• Task instructions: Please copy each line from the entries that contains the string "Gerätes".

Page records with their text
»»

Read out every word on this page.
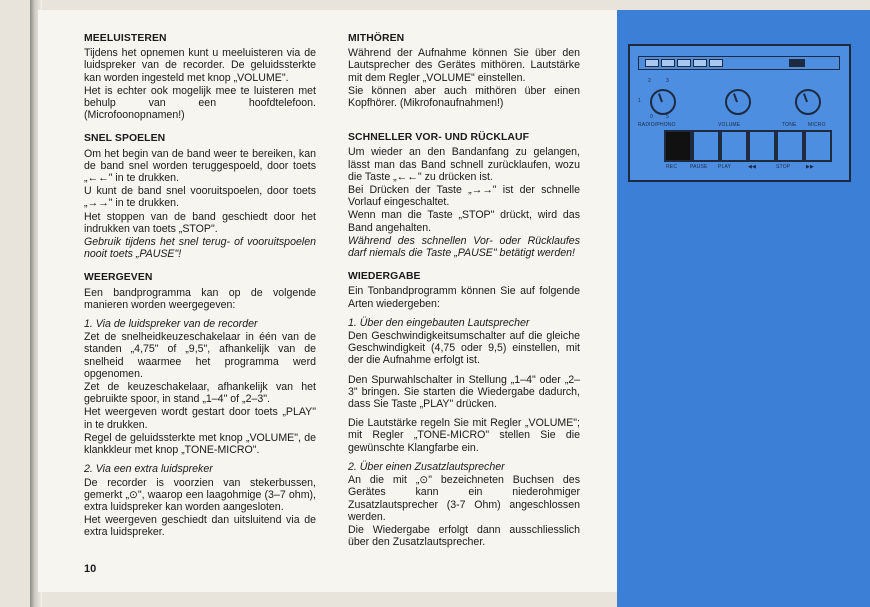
MEELUISTEREN
Tijdens het opnemen kunt u meeluisteren via de luidspreker van de recorder. De geluidssterkte kan worden ingesteld met knop „VOLUME".
Het is echter ook mogelijk mee te luisteren met behulp van een hoofdtelefoon. (Microfoonopnamen!)
SNEL SPOELEN
Om het begin van de band weer te bereiken, kan de band snel worden teruggespoeld, door toets „←←" in te drukken.
U kunt de band snel vooruitspoelen, door toets „→→" in te drukken.
Het stoppen van de band geschiedt door het indrukken van toets „STOP".
Gebruik tijdens het snel terug- of vooruitspoelen nooit toets „PAUSE"!
WEERGEVEN
Een bandprogramma kan op de volgende manieren worden weergegeven:
1. Via de luidspreker van de recorder
Zet de snelheidkeuzeschakelaar in één van de standen „4,75" of „9,5", afhankelijk van de snelheid waarmee het programma werd opgenomen.
Zet de keuzeschakelaar, afhankelijk van het gebruikte spoor, in stand „1–4" of „2–3".
Het weergeven wordt gestart door toets „PLAY" in te drukken.
Regel de geluidssterkte met knop „VOLUME", de klankkleur met knop „TONE-MICRO".
2. Via een extra luidspreker
De recorder is voorzien van stekerbussen, gemerkt „⊙", waarop een laagohmige (3–7 ohm), extra luidspreker kan worden aangesloten.
Het weergeven geschiedt dan uitsluitend via de extra luidspreker.
10
MITHÖREN
Während der Aufnahme können Sie über den Lautsprecher des Gerätes mithören. Lautstärke mit dem Regler „VOLUME" einstellen.
Sie können aber auch mithören über einen Kopfhörer. (Mikrofonaufnahmen!)
SCHNELLER VOR- UND RÜCKLAUF
Um wieder an den Bandanfang zu gelangen, lässt man das Band schnell zurücklaufen, wozu die Taste „←←" zu drücken ist.
Bei Drücken der Taste „→→" ist der schnelle Vorlauf eingeschaltet.
Wenn man die Taste „STOP" drückt, wird das Band angehalten.
Während des schnellen Vor- oder Rücklaufes darf niemals die Taste „PAUSE" betätigt werden!
WIEDERGABE
Ein Tonbandprogramm können Sie auf folgende Arten wiedergeben:
1. Über den eingebauten Lautsprecher
Den Geschwindigkeitsumschalter auf die gleiche Geschwindigkeit (4,75 oder 9,5) einstellen, mit der die Aufnahme erfolgt ist.
Den Spurwahlschalter in Stellung „1–4" oder „2–3" bringen. Sie starten die Wiedergabe dadurch, dass Sie Taste „PLAY" drücken.
Die Lautstärke regeln Sie mit Regler „VOLUME"; mit Regler „TONE-MICRO" stellen Sie die gewünschte Klangfarbe ein.
2. Über einen Zusatzlautsprecher
An die mit „⊙" bezeichneten Buchsen des Gerätes kann ein niederohmiger Zusatzlautsprecher (3-7 Ohm) angeschlossen werden.
Die Wiedergabe erfolgt dann ausschliesslich über den Zusatzlautsprecher.
2	3
1
0	5
RADIO/PHONO	VOLUME	TONE MICRO
REC	PAUSE PLAY	◀◀	STOP	▶▶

««

• Exercise result:
Während der Aufnahme können Sie über den Lautsprecher des Gerätes mithören. Lautstärke mit dem Regler „VOLUME" einstellen.
An die mit „⊙" bezeichneten Buchsen des Gerätes kann ein niederohmiger Zusatzlautsprecher (3-7 Ohm) angeschlossen werden.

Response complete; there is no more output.